■ **GIVEN EXERCISE**: In the forum thread below, rewrite the paragraph that begins "What I still don't understand" in fewer words, keeping its main facts.

---------- GIVEN PASSAGE

What I still don't understand to this day is why there is not a third party arbitrator for these kind of disputes. I actually received an email that stated "after an internal revue we have determined that our claim is valid" I sent them a response that read "after our own internal revue we have determined that we are not liable" it went back and forth like that for a bit.


----------



## charge back (Dec 3, 2016)

Craigslist Hack said:


> I I actually received an email that stated "after an internal revue we have determined that our claim is valid" I sent them a response that read "after our own internal revue we have determined that we are not liable" it went back and forth like that for a bit.


I like those emails too, 

Big Bad National - our company policy is X and you must comply

Little ol me - does that we can drop workers comp because we are now employees of BBN? 

BBN - our company policy does not change your status as a sub contractor

LOM - our company policy prevents us from following other companies policies 

BBN - we can no longer send you work if you do not comply

LOM - Okay

2 hours later

BBN - we need someone too do Y

LOM - we are not in compliance with policy X, we can not take on project Y

BBN - we can make an exception 

LOM :wallbash::wallbash::wallbash:

and to the claim, how many people were on site in 3 years after you left? and the current way the "approved" insurance vendor set up is, when the company made the determination that the claim was valid they would have submitted to your insurance for payment, you would have found out about it when your rates went up at renewal, how that is legal and/or anyone agrees to it is beyond me.

--------------------
---------- PROVIDED INFORMATION

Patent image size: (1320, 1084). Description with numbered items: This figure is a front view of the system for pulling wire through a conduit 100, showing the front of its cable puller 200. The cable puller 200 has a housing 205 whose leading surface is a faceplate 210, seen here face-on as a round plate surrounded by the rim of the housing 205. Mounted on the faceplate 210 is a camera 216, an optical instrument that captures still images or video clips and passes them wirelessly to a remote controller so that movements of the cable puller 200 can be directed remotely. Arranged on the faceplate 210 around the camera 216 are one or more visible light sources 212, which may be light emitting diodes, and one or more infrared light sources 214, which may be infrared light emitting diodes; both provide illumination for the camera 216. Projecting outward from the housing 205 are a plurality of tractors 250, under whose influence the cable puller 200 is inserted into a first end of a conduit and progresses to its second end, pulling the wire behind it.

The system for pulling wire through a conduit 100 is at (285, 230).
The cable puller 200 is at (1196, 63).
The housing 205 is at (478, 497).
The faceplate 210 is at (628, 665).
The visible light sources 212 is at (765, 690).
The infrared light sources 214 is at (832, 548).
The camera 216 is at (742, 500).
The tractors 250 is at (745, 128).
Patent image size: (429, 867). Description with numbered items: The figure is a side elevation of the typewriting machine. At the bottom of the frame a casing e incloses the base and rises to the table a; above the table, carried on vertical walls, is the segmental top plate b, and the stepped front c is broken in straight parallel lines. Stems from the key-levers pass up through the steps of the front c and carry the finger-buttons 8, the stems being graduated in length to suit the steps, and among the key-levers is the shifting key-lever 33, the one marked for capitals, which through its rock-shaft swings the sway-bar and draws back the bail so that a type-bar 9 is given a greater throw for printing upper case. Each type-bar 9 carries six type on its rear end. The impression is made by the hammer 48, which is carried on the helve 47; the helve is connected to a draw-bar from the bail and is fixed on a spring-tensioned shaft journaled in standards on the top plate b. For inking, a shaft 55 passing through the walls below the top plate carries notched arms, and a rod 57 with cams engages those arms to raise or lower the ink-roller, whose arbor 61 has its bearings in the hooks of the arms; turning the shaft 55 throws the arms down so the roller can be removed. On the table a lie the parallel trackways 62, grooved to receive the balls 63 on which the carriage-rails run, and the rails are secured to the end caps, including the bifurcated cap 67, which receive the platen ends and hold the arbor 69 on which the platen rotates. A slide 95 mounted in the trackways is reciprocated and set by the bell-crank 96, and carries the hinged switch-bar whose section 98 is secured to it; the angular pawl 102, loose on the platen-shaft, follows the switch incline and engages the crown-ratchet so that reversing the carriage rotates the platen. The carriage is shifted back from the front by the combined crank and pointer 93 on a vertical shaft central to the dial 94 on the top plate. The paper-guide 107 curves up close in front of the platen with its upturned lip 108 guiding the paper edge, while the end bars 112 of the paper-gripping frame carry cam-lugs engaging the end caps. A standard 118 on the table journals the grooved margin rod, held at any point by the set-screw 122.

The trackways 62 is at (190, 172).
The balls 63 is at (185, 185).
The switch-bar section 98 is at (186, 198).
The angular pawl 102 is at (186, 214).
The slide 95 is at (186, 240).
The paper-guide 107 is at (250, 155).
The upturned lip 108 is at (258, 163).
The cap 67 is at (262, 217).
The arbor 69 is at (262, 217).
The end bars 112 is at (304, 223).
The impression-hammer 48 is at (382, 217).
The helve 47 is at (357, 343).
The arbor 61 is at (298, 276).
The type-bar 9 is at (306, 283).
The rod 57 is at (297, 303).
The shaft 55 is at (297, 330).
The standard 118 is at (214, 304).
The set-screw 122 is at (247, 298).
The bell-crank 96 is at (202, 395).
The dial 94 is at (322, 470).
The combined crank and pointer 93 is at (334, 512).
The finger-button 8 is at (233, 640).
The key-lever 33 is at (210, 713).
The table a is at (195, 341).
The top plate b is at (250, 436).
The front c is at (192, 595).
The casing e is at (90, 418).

--------------------

■ **FULL ANSWER**: The writer still can't see why no third-party arbitrator exists for disputes like this. One email claimed an internal review had found the claim valid. The writer answered that an internal review on their side had found no liability, and the two sides went back and forth like that for a while.